Problem description:
Retype each line of the material exactly, please, skipping any picture in it.

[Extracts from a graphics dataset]
^^^^^^^^^^^^^^^^

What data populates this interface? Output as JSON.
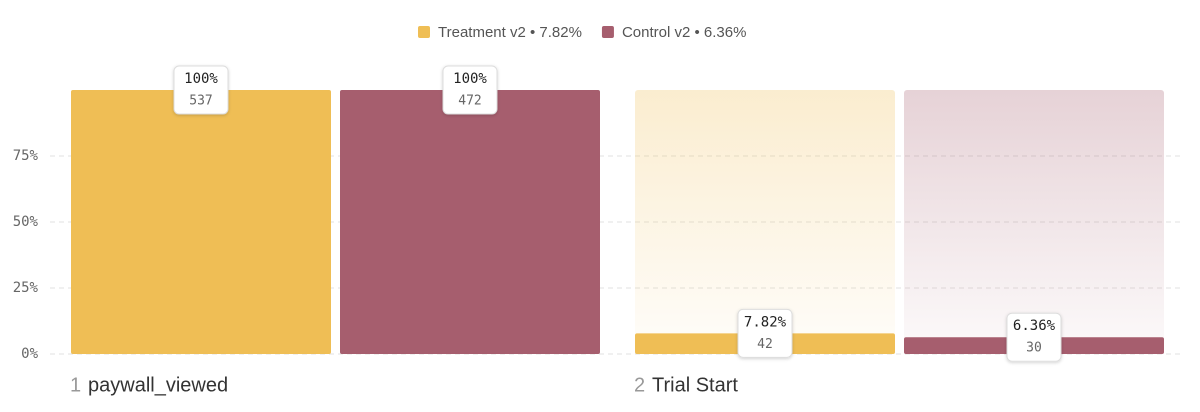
{
  "chart_data": {
    "type": "funnel_bar",
    "step_numbers": [
      "1",
      "2"
    ],
    "categories": [
      "paywall_viewed",
      "Trial Start"
    ],
    "series": [
      {
        "name": "Treatment v2 • 7.82%",
        "color": "#efbe55",
        "values": [
          100,
          7.82
        ],
        "value_labels": [
          "100%",
          "7.82%"
        ],
        "counts": [
          "537",
          "42"
        ]
      },
      {
        "name": "Control v2 • 6.36%",
        "color": "#a65e6e",
        "values": [
          100,
          6.36
        ],
        "value_labels": [
          "100%",
          "6.36%"
        ],
        "counts": [
          "472",
          "30"
        ]
      }
    ],
    "ylim": [
      0,
      100
    ],
    "yticks": [
      {
        "value": 0,
        "label": "0%"
      },
      {
        "value": 25,
        "label": "25%"
      },
      {
        "value": 50,
        "label": "50%"
      },
      {
        "value": 75,
        "label": "75%"
      }
    ],
    "grid": true
  }
}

^^^^^^^^^^^^^^^^

Output for this task:
What data populates this interface? Output as JSON.
{
  "chart_data": {
    "type": "funnel_bar",
    "step_numbers": [
      "1",
      "2"
    ],
    "categories": [
      "paywall_viewed",
      "Trial Start"
    ],
    "series": [
      {
        "name": "Treatment v2 • 7.82%",
        "color": "#efbe55",
        "values": [
          100,
          7.82
        ],
        "value_labels": [
          "100%",
          "7.82%"
        ],
        "counts": [
          "537",
          "42"
        ]
      },
      {
        "name": "Control v2 • 6.36%",
        "color": "#a65e6e",
        "values": [
          100,
          6.36
        ],
        "value_labels": [
          "100%",
          "6.36%"
        ],
        "counts": [
          "472",
          "30"
        ]
      }
    ],
    "ylim": [
      0,
      100
    ],
    "yticks": [
      {
        "value": 0,
        "label": "0%"
      },
      {
        "value": 25,
        "label": "25%"
      },
      {
        "value": 50,
        "label": "50%"
      },
      {
        "value": 75,
        "label": "75%"
      }
    ],
    "grid": true
  }
}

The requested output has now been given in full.